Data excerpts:
..........

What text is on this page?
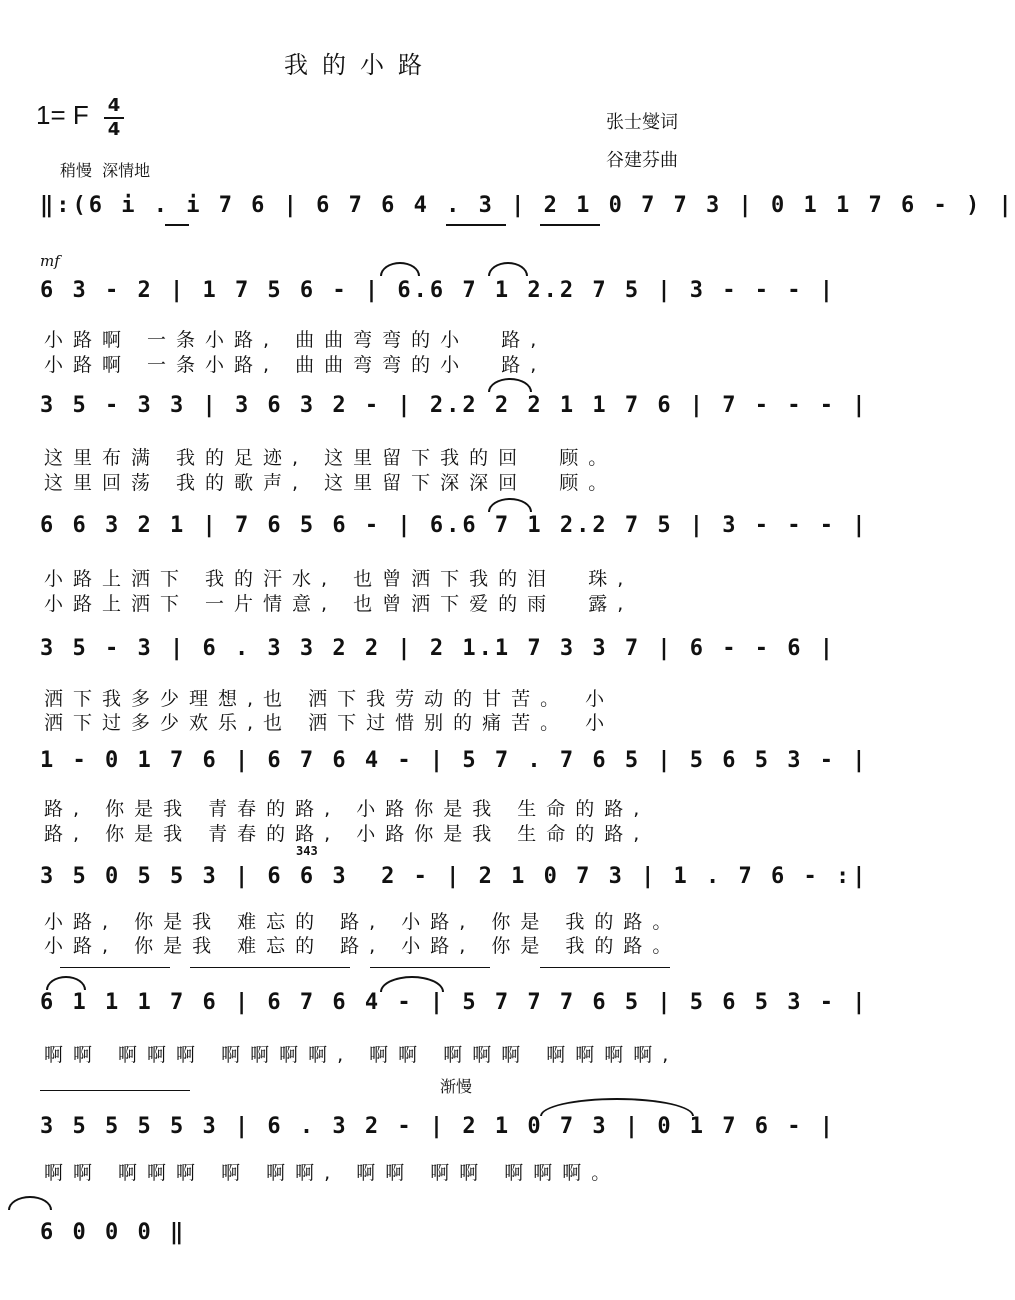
我的小路
1= F 4
4	张士燮词
谷建芬曲
稍慢  深情地
‖:(6 i . i 7 6 | 6 7 6 4 . 3 | 2 1 0 7 7 3 | 0 1 1 7 6 - ) |
mf
6 3 - 2 | 1 7 5 6 - | 6.6 7 1 2.2 7 5 | 3 - - - |
小路啊 一条小路, 曲曲弯弯的小  路,
小路啊 一条小路, 曲曲弯弯的小  路,
3 5 - 3 3 | 3 6 3 2 - | 2.2 2 2 1 1 7 6 | 7 - - - |
这里布满 我的足迹, 这里留下我的回  顾。
这里回荡 我的歌声, 这里留下深深回  顾。
6 6 3 2 1 | 7 6 5 6 - | 6.6 7 1 2.2 7 5 | 3 - - - |
小路上洒下 我的汗水, 也曾洒下我的泪  珠,
小路上洒下 一片情意, 也曾洒下爱的雨  露,
3 5 - 3 | 6 . 3 3 2 2 | 2 1.1 7 3 3 7 | 6 - - 6 |
洒下我多少理想,也 洒下我劳动的甘苦。 小
洒下过多少欢乐,也 洒下过惜别的痛苦。 小
1 - 0 1 7 6 | 6 7 6 4 - | 5 7 . 7 6 5 | 5 6 5 3 - |
路, 你是我 青春的路, 小路你是我 生命的路,
路, 你是我 青春的路, 小路你是我 生命的路,
343
3 5 0 5 5 3 | 6 6 3  2 - | 2 1 0 7 3 | 1 . 7 6 - :|
小路, 你是我 难忘的 路, 小路, 你是 我的路。
小路, 你是我 难忘的 路, 小路, 你是 我的路。
6 1 1 1 7 6 | 6 7 6 4 - | 5 7 7 7 6 5 | 5 6 5 3 - |
啊啊 啊啊啊 啊啊啊啊, 啊啊 啊啊啊 啊啊啊啊,
渐慢
3 5 5 5 5 3 | 6 . 3 2 - | 2 1 0 7 3 | 0 1 7 6 - |
啊啊 啊啊啊 啊 啊啊, 啊啊 啊啊 啊啊啊。
6 0 0 0 ‖
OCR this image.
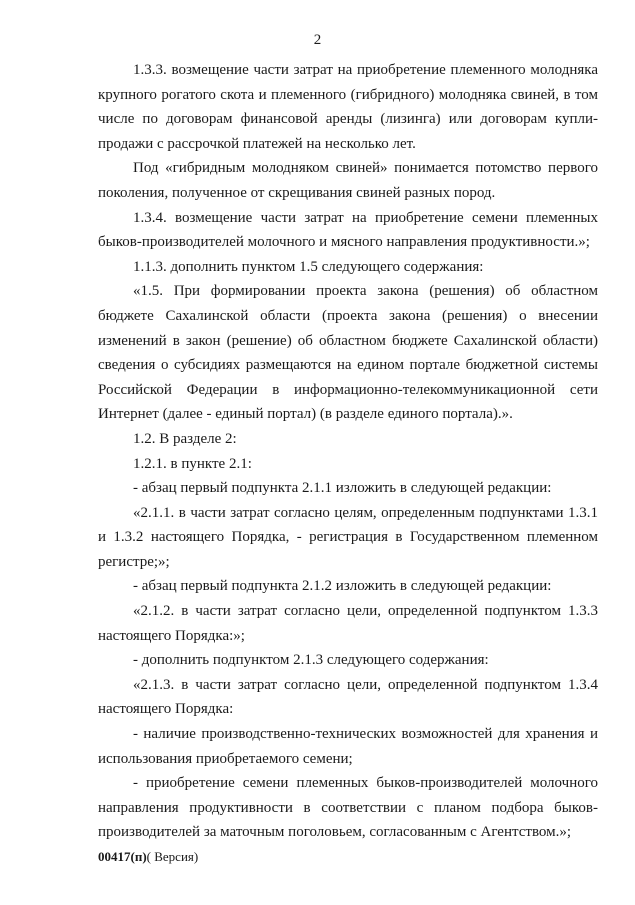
2

1.3.3. возмещение части затрат на приобретение племенного молодняка крупного рогатого скота и племенного (гибридного) молодняка свиней, в том числе по договорам финансовой аренды (лизинга) или договорам купли-продажи с рассрочкой платежей на несколько лет.

Под «гибридным молодняком свиней» понимается потомство первого поколения, полученное от скрещивания свиней разных пород.

1.3.4. возмещение части затрат на приобретение семени племенных быков-производителей молочного и мясного направления продуктивности.»;

1.1.3. дополнить пунктом 1.5 следующего содержания:

«1.5. При формировании проекта закона (решения) об областном бюджете Сахалинской области (проекта закона (решения) о внесении изменений в закон (решение) об областном бюджете Сахалинской области) сведения о субсидиях размещаются на едином портале бюджетной системы Российской Федерации в информационно-телекоммуникационной сети Интернет (далее - единый портал) (в разделе единого портала).».

1.2. В разделе 2:

1.2.1. в пункте 2.1:

- абзац первый подпункта 2.1.1 изложить в следующей редакции:

«2.1.1. в части затрат согласно целям, определенным подпунктами 1.3.1 и 1.3.2 настоящего Порядка, - регистрация в Государственном племенном регистре;»;

- абзац первый подпункта 2.1.2 изложить в следующей редакции:

«2.1.2. в части затрат согласно цели, определенной подпунктом 1.3.3 настоящего Порядка:»;

- дополнить подпунктом 2.1.3 следующего содержания:

«2.1.3. в части затрат согласно цели, определенной подпунктом 1.3.4 настоящего Порядка:

- наличие производственно-технических возможностей для хранения и использования приобретаемого семени;

- приобретение семени племенных быков-производителей молочного направления продуктивности в соответствии с планом подбора быков-производителей за маточным поголовьем, согласованным с Агентством.»;

00417(п)( Версия)
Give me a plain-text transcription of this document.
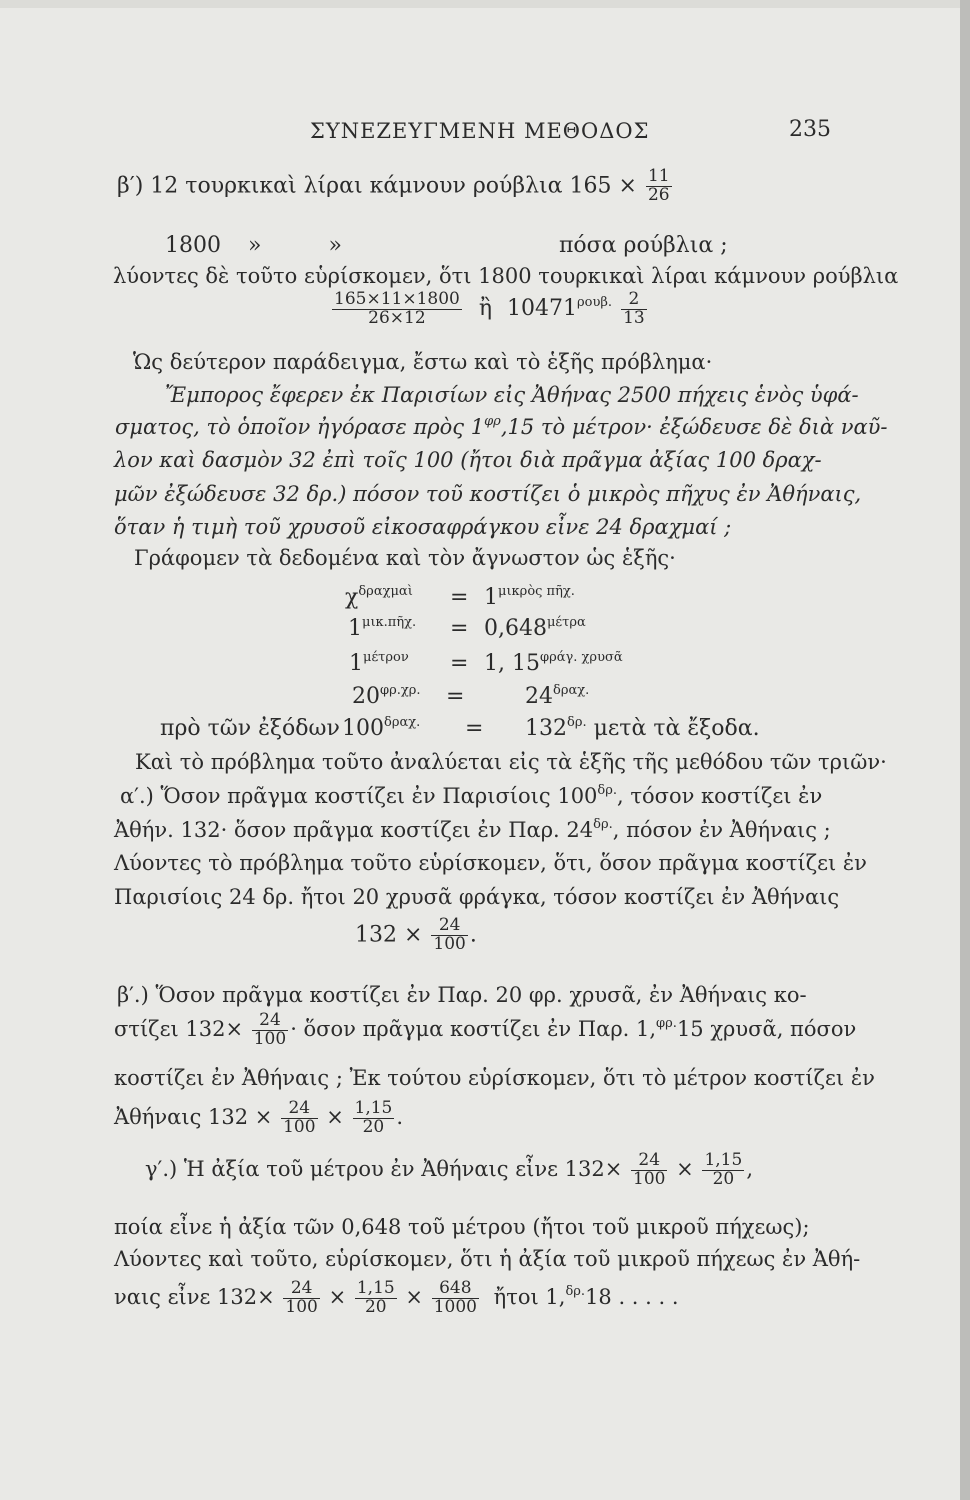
ΣΥΝΕΖΕΥΓΜΕΝΗ ΜΕΘΟΔΟΣ	235
β′) 12 τουρκικαὶ λίραι κάμνουν ρούβλια $165 \times \frac{11}{26}$
1800 »	»	πόσα ρούβλια ;
λύοντες δὲ τοῦτο εὑρίσκομεν, ὅτι 1800 τουρκικαὶ λίραι κάμνουν ρούβλια
$\frac{165\times 11\times 1800}{26\times 12}$ ἢ $10471^{\rho o\upsilon\beta.} \frac{2}{13}$
Ὡς δεύτερον παράδειγμα, ἔστω καὶ τὸ ἑξῆς πρόβλημα·
Ἔμπορος ἔφερεν ἐκ Παρισίων εἰς Ἀθήνας 2500 πήχεις ἑνὸς ὑφά-
σματος, τὸ ὁποῖον ἠγόρασε πρὸς $1^{\varphi\rho},15$ τὸ μέτρον· ἐξώδευσε δὲ διὰ ναῦ-
λον καὶ δασμὸν 32 ἐπὶ τοῖς 100 (ἤτοι διὰ πρᾶγμα ἀξίας 100 δραχ-
μῶν ἐξώδευσε 32 δρ.) πόσον τοῦ κοστίζει ὁ μικρὸς πῆχυς ἐν Ἀθήναις,
ὅταν ἡ τιμὴ τοῦ χρυσοῦ εἰκοσαφράγκου εἶνε 24 δραχμαί ;
Γράφομεν τὰ δεδομένα καὶ τὸν ἄγνωστον ὡς ἑξῆς·
$\chi^{\delta\rho\alpha\chi\mu\alpha ὶ} = 1^{\mu\iota\kappa\rho ὸ\varsigma \pi ῆ\chi.}$
$1^{\mu\iota\kappa.\pi ῆ\chi.} = 0,648^{\mu έ\tau\rho\alpha}$
$1^{\mu έ\tau\rho o\nu} = 1$, $15^{\varphi\rho ά\gamma. \chi\rho\upsilon\sigma ᾶ}$
$20^{\varphi\rho.\chi\rho.}$ =	$24^{\delta\rho\alpha\chi.}$
πρὸ τῶν ἐξόδων $100^{\delta\rho\alpha\chi.} = 132^{\delta\rho.}$ μετὰ τὰ ἔξοδα.
Καὶ τὸ πρόβλημα τοῦτο ἀναλύεται εἰς τὰ ἑξῆς τῆς μεθόδου τῶν τριῶν·
α′.) Ὅσον πρᾶγμα κοστίζει ἐν Παρισίοις $100^{\delta\rho.}$, τόσον κοστίζει ἐν
Ἀθήν. 132· ὅσον πρᾶγμα κοστίζει ἐν Παρ. $24^{\delta\rho.}$, πόσον ἐν Ἀθήναις ;
Λύοντες τὸ πρόβλημα τοῦτο εὑρίσκομεν, ὅτι, ὅσον πρᾶγμα κοστίζει ἐν
Παρισίοις 24 δρ. ἤτοι 20 χρυσᾶ φράγκα, τόσον κοστίζει ἐν Ἀθήναις
$132 \times \frac{24}{100}$ .
β′.) Ὅσον πρᾶγμα κοστίζει ἐν Παρ. 20 φρ. χρυσᾶ, ἐν Ἀθήναις κο-
στίζει $132\times \frac{24}{100}$ · ὅσον πρᾶγμα κοστίζει ἐν Παρ. 1,$^{\varphi\rho.}$15 χρυσᾶ, πόσον
κοστίζει ἐν Ἀθήναις ; Ἐκ τούτου εὑρίσκομεν, ὅτι τὸ μέτρον κοστίζει ἐν
Ἀθήναις $132 \times \frac{24}{100} \times \frac{1,15}{20}$ .
γ′.) Ἡ ἀξία τοῦ μέτρου ἐν Ἀθήναις εἶνε $132\times \frac{24}{100} \times \frac{1,15}{20}$ ,
ποία εἶνε ἡ ἀξία τῶν 0,648 τοῦ μέτρου (ἤτοι τοῦ μικροῦ πήχεως);
Λύοντες καὶ τοῦτο, εὑρίσκομεν, ὅτι ἡ ἀξία τοῦ μικροῦ πήχεως ἐν Ἀθή-
ναις εἶνε $132\times \frac{24}{100} \times \frac{1,15}{20} \times \frac{648}{1000}$ ἤτοι 1,$^{\delta\rho.}$18 . . . . .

..........

- _Goal_
Show all lines from the data above in which the word "τουρκικαὶ" appears.

- _Answer to the task_
β′) 12 τουρκικαὶ λίραι κάμνουν ρούβλια $165 \times \frac{11}{26}$
λύοντες δὲ τοῦτο εὑρίσκομεν, ὅτι 1800 τουρκικαὶ λίραι κάμνουν ρούβλια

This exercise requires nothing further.